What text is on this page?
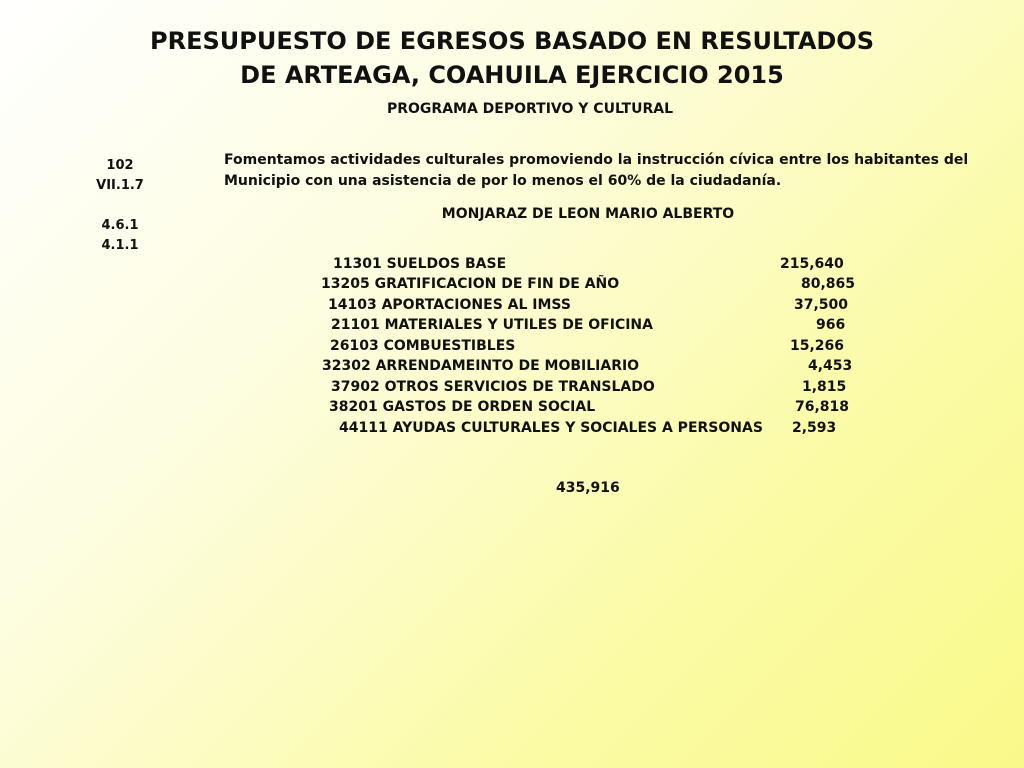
PRESUPUESTO DE EGRESOS BASADO EN RESULTADOS
DE ARTEAGA, COAHUILA EJERCICIO 2015
PROGRAMA DEPORTIVO Y CULTURAL
102
VII.1.7
4.6.1
4.1.1
Fomentamos actividades culturales promoviendo la instrucción cívica entre los habitantes del Municipio con una asistencia de por lo menos el 60% de la ciudadanía.
MONJARAZ DE LEON MARIO ALBERTO
11301 SUELDOS BASE	215,640
13205 GRATIFICACION DE FIN DE AÑO	80,865
14103 APORTACIONES AL IMSS	37,500
21101 MATERIALES Y UTILES DE OFICINA	966
26103 COMBUESTIBLES	15,266
32302 ARRENDAMEINTO DE MOBILIARIO	4,453
37902 OTROS SERVICIOS DE TRANSLADO	1,815
38201 GASTOS DE ORDEN SOCIAL	76,818
44111 AYUDAS CULTURALES Y SOCIALES A PERSONAS 2,593
435,916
┄┄┄┄┄┄┄┄┄┄
• [Written problem]
Copy all the data exactly as written, but skip any picture.

• [In response]
What text is on this page?
PRESUPUESTO DE EGRESOS BASADO EN RESULTADOS
DE ARTEAGA, COAHUILA EJERCICIO 2015
PROGRAMA DEPORTIVO Y CULTURAL
102
VII.1.7
4.6.1
4.1.1
Fomentamos actividades culturales promoviendo la instrucción cívica entre los habitantes del Municipio con una asistencia de por lo menos el 60% de la ciudadanía.
MONJARAZ DE LEON MARIO ALBERTO
11301 SUELDOS BASE	215,640
13205 GRATIFICACION DE FIN DE AÑO	80,865
14103 APORTACIONES AL IMSS	37,500
21101 MATERIALES Y UTILES DE OFICINA	966
26103 COMBUESTIBLES	15,266
32302 ARRENDAMEINTO DE MOBILIARIO	4,453
37902 OTROS SERVICIOS DE TRANSLADO	1,815
38201 GASTOS DE ORDEN SOCIAL	76,818
44111 AYUDAS CULTURALES Y SOCIALES A PERSONAS 2,593
435,916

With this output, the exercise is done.